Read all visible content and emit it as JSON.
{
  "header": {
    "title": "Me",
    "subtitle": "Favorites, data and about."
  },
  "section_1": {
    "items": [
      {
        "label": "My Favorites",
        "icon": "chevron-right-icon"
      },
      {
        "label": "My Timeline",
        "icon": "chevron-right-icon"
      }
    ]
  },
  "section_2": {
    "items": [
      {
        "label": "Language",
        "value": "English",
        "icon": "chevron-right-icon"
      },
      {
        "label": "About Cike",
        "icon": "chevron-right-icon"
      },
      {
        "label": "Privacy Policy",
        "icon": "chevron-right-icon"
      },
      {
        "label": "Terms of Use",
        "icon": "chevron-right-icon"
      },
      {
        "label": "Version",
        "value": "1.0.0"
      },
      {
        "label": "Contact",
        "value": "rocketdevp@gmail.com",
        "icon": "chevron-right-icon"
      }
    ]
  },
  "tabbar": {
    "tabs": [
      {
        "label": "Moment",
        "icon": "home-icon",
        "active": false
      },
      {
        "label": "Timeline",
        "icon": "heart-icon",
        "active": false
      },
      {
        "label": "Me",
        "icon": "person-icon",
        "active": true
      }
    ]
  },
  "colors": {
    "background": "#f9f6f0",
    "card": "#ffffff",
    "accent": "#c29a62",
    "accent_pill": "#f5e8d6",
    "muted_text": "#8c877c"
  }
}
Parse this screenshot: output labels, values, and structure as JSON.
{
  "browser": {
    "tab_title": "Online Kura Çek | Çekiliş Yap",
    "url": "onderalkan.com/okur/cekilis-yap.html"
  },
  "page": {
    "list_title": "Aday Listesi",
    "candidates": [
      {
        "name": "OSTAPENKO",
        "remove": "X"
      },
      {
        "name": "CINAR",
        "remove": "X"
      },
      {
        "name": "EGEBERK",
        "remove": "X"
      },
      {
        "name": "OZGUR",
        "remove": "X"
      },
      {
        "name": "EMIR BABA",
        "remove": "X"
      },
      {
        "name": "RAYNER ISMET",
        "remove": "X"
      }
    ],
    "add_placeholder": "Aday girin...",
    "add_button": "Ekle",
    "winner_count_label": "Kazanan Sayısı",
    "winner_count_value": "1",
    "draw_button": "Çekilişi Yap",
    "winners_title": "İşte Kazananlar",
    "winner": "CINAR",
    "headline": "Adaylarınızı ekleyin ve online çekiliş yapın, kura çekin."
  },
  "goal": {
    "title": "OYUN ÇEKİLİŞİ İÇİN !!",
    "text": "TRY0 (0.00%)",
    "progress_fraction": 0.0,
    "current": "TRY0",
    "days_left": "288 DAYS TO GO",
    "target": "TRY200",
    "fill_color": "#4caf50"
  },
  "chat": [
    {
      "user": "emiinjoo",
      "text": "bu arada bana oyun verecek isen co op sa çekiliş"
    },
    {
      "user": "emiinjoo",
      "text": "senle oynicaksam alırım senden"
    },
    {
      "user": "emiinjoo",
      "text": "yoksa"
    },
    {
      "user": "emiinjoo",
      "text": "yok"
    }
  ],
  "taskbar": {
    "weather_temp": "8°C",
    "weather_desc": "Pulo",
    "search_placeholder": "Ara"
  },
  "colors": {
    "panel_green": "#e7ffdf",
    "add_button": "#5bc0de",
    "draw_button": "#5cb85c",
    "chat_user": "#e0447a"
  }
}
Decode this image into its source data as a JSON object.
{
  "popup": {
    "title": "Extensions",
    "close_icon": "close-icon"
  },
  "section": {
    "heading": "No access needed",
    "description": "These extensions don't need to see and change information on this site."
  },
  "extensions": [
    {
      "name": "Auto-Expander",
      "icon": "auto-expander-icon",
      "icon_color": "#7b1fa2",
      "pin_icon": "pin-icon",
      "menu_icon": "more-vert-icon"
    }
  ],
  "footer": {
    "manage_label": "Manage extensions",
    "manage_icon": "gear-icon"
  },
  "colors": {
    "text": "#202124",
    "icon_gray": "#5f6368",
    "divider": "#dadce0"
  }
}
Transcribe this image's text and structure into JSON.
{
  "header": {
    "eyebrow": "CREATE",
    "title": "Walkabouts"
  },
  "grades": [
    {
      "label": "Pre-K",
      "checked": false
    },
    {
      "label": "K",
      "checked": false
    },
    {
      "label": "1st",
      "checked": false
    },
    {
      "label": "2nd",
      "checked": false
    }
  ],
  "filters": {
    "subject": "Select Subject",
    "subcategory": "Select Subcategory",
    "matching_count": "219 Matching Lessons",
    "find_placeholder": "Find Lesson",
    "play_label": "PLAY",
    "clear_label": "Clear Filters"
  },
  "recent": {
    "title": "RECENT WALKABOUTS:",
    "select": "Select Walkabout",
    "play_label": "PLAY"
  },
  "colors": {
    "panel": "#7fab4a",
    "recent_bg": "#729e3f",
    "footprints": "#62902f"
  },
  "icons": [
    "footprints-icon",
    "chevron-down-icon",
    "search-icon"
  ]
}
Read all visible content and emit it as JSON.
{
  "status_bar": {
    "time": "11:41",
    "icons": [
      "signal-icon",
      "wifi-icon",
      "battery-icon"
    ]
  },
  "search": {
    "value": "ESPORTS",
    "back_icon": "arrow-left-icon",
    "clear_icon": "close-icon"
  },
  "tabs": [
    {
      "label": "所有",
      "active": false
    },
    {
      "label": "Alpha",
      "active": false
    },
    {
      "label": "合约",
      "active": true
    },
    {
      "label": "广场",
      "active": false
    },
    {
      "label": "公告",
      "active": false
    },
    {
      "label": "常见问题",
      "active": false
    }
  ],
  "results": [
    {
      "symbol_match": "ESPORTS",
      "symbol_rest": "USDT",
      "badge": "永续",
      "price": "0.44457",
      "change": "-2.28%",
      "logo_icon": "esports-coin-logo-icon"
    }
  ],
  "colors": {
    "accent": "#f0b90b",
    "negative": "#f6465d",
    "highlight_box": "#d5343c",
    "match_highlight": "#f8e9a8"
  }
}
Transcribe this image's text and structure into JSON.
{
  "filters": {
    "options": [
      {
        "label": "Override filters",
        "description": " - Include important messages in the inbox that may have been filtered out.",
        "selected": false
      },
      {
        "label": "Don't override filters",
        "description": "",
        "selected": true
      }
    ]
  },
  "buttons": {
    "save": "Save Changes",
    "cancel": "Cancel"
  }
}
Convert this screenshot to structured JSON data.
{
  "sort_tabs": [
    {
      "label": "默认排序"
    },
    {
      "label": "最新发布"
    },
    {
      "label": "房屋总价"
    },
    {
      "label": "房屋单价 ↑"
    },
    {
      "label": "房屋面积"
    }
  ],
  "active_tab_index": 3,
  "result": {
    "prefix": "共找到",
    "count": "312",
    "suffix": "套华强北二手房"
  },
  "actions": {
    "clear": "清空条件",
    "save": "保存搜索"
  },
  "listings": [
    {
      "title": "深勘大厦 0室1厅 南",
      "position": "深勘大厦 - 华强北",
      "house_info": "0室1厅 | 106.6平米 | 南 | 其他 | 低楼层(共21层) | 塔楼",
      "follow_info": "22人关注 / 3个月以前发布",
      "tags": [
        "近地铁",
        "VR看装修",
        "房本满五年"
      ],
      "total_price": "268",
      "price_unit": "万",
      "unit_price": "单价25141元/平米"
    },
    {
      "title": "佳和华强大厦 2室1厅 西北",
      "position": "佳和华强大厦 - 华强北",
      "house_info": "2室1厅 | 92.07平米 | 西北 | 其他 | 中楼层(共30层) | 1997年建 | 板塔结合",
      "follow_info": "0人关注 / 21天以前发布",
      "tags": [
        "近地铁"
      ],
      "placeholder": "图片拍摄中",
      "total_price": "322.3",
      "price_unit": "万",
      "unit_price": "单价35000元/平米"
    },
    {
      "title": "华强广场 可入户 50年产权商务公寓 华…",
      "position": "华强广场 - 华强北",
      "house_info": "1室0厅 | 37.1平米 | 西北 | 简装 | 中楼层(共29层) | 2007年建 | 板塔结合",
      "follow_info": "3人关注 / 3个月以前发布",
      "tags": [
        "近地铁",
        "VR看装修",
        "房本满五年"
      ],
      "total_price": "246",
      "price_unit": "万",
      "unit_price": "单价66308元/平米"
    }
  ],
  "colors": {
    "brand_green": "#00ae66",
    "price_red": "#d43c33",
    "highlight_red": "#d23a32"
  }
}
....
▶ [Goal]
Lines that include the word "name" are to be extracted from the data above.

▶ [The answer]
        "name": "OSTAPENKO",
        "name": "CINAR",
        "name": "EGEBERK",
        "name": "OZGUR",
        "name": "EMIR BABA",
        "name": "RAYNER ISMET",
      "name": "Auto-Expander",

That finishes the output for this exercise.